Render the following material again verbatim, leaving nothing out.

begin

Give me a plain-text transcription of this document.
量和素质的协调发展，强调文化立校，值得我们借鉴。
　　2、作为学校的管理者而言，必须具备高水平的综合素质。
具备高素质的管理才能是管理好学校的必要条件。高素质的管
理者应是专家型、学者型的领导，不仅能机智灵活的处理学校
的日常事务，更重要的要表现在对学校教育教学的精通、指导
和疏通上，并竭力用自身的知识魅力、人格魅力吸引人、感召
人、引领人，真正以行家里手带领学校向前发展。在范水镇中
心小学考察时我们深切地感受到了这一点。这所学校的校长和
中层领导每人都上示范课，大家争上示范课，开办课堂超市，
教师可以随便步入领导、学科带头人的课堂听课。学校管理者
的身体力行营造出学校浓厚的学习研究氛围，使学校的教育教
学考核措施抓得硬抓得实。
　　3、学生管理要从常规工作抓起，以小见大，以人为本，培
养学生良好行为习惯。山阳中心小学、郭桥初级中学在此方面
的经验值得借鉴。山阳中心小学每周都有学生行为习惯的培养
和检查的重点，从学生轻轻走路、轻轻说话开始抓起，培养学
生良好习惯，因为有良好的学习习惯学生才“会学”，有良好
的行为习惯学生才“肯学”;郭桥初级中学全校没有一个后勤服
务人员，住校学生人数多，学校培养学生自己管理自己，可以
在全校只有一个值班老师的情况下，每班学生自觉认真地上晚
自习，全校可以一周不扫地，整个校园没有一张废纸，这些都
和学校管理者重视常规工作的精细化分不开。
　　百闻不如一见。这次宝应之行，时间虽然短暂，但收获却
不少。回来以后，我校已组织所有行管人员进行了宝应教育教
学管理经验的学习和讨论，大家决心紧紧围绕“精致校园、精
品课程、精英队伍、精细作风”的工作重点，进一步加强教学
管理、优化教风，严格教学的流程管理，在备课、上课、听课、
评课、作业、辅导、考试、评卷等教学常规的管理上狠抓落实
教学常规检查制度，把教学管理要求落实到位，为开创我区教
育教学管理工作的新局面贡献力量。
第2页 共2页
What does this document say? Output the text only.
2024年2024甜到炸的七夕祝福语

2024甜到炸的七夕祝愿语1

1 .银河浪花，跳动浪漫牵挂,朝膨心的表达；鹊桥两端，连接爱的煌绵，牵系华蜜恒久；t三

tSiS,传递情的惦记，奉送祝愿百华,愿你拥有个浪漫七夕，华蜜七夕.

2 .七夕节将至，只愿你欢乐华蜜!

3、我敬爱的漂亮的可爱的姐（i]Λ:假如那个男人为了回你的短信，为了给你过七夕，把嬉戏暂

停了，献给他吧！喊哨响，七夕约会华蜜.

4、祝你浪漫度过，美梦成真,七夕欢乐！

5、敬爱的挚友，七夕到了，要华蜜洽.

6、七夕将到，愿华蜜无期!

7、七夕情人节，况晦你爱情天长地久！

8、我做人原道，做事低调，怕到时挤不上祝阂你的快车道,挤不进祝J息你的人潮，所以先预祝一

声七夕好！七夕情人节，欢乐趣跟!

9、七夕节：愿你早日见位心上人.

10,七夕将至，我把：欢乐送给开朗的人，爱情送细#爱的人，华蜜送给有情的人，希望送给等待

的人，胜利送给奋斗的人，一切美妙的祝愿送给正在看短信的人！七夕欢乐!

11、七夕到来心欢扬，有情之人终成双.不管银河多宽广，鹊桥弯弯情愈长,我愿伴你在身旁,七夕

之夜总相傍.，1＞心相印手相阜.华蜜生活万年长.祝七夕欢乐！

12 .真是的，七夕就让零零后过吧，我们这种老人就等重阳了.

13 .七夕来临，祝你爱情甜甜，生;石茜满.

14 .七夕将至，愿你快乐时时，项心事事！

end

--- Task output ---
Give me a plain-text transcription of this document.
量和素质的协调发展，强调文化立校，值得我们借鉴。
　　2、作为学校的管理者而言，必须具备高水平的综合素质。
具备高素质的管理才能是管理好学校的必要条件。高素质的管
理者应是专家型、学者型的领导，不仅能机智灵活的处理学校
的日常事务，更重要的要表现在对学校教育教学的精通、指导
和疏通上，并竭力用自身的知识魅力、人格魅力吸引人、感召
人、引领人，真正以行家里手带领学校向前发展。在范水镇中
心小学考察时我们深切地感受到了这一点。这所学校的校长和
中层领导每人都上示范课，大家争上示范课，开办课堂超市，
教师可以随便步入领导、学科带头人的课堂听课。学校管理者
的身体力行营造出学校浓厚的学习研究氛围，使学校的教育教
学考核措施抓得硬抓得实。
　　3、学生管理要从常规工作抓起，以小见大，以人为本，培
养学生良好行为习惯。山阳中心小学、郭桥初级中学在此方面
的经验值得借鉴。山阳中心小学每周都有学生行为习惯的培养
和检查的重点，从学生轻轻走路、轻轻说话开始抓起，培养学
生良好习惯，因为有良好的学习习惯学生才“会学”，有良好
的行为习惯学生才“肯学”;郭桥初级中学全校没有一个后勤服
务人员，住校学生人数多，学校培养学生自己管理自己，可以
在全校只有一个值班老师的情况下，每班学生自觉认真地上晚
自习，全校可以一周不扫地，整个校园没有一张废纸，这些都
和学校管理者重视常规工作的精细化分不开。
　　百闻不如一见。这次宝应之行，时间虽然短暂，但收获却
不少。回来以后，我校已组织所有行管人员进行了宝应教育教
学管理经验的学习和讨论，大家决心紧紧围绕“精致校园、精
品课程、精英队伍、精细作风”的工作重点，进一步加强教学
管理、优化教风，严格教学的流程管理，在备课、上课、听课、
评课、作业、辅导、考试、评卷等教学常规的管理上狠抓落实
教学常规检查制度，把教学管理要求落实到位，为开创我区教
育教学管理工作的新局面贡献力量。
第2页 共2页
What does this document say? Output the text only.
2024年2024甜到炸的七夕祝福语

2024甜到炸的七夕祝愿语1

1 .银河浪花，跳动浪漫牵挂,朝膨心的表达；鹊桥两端，连接爱的煌绵，牵系华蜜恒久；t三

tSiS,传递情的惦记，奉送祝愿百华,愿你拥有个浪漫七夕，华蜜七夕.

2 .七夕节将至，只愿你欢乐华蜜!

3、我敬爱的漂亮的可爱的姐（i]Λ:假如那个男人为了回你的短信，为了给你过七夕，把嬉戏暂

停了，献给他吧！喊哨响，七夕约会华蜜.

4、祝你浪漫度过，美梦成真,七夕欢乐！

5、敬爱的挚友，七夕到了，要华蜜洽.

6、七夕将到，愿华蜜无期!

7、七夕情人节，况晦你爱情天长地久！

8、我做人原道，做事低调，怕到时挤不上祝阂你的快车道,挤不进祝J息你的人潮，所以先预祝一

声七夕好！七夕情人节，欢乐趣跟!

9、七夕节：愿你早日见位心上人.

10,七夕将至，我把：欢乐送给开朗的人，爱情送细#爱的人，华蜜送给有情的人，希望送给等待

的人，胜利送给奋斗的人，一切美妙的祝愿送给正在看短信的人！七夕欢乐!

11、七夕到来心欢扬，有情之人终成双.不管银河多宽广，鹊桥弯弯情愈长,我愿伴你在身旁,七夕

之夜总相傍.，1＞心相印手相阜.华蜜生活万年长.祝七夕欢乐！

12 .真是的，七夕就让零零后过吧，我们这种老人就等重阳了.

13 .七夕来临，祝你爱情甜甜，生;石茜满.

14 .七夕将至，愿你快乐时时，项心事事！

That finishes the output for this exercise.